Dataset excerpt
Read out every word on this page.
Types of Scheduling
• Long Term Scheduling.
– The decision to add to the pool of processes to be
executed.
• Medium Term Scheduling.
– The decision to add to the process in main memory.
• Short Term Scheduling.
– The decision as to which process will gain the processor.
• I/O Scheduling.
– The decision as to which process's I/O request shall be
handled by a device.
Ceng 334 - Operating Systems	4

--

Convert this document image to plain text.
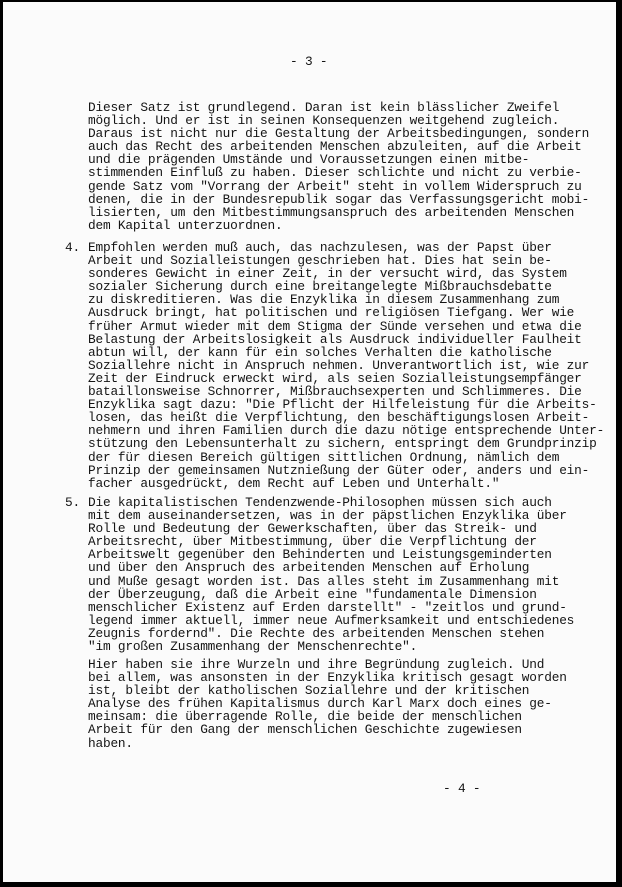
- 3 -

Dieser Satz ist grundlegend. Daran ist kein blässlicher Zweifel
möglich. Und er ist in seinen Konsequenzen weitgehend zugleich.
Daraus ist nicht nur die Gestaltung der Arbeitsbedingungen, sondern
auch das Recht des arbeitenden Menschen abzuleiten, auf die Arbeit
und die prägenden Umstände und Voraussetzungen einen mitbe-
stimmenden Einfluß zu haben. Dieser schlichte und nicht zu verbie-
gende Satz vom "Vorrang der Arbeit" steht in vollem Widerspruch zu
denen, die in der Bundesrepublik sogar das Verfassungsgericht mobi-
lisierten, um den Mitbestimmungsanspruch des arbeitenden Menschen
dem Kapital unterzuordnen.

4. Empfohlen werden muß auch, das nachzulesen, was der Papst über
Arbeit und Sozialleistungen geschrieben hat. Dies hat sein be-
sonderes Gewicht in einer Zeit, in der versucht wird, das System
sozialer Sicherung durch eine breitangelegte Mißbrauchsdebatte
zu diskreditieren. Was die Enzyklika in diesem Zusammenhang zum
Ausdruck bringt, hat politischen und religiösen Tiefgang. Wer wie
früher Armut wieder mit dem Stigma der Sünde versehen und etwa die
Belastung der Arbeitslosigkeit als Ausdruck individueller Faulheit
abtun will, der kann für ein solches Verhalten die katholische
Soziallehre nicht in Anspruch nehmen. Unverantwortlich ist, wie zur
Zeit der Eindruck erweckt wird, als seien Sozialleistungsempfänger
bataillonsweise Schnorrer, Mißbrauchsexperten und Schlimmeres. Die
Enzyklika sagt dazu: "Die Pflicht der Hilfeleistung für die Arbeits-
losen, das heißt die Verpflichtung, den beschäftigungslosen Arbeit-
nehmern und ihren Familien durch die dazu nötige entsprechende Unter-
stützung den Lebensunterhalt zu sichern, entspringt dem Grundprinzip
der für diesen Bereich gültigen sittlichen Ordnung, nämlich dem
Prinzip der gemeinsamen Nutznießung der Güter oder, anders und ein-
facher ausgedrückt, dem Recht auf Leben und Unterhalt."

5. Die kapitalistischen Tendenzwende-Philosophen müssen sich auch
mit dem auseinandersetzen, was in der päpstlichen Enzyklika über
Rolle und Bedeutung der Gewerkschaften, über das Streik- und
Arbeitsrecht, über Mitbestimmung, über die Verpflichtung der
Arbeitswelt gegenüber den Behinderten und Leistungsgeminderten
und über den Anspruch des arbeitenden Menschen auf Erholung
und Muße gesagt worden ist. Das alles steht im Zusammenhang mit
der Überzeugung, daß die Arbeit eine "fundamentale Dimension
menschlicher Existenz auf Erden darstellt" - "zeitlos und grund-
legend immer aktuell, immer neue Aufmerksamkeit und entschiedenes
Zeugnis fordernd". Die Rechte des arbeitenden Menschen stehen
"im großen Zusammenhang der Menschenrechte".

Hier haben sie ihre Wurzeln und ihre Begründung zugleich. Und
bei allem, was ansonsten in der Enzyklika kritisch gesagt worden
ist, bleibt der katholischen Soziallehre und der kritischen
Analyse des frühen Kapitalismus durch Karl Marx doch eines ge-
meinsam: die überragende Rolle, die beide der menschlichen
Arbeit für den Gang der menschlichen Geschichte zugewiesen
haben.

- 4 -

# Your goal
All lines in the data that contain the word "Satz" should be copied.

# Response to this exercise
Dieser Satz ist grundlegend. Daran ist kein blässlicher Zweifel
gende Satz vom "Vorrang der Arbeit" steht in vollem Widerspruch zu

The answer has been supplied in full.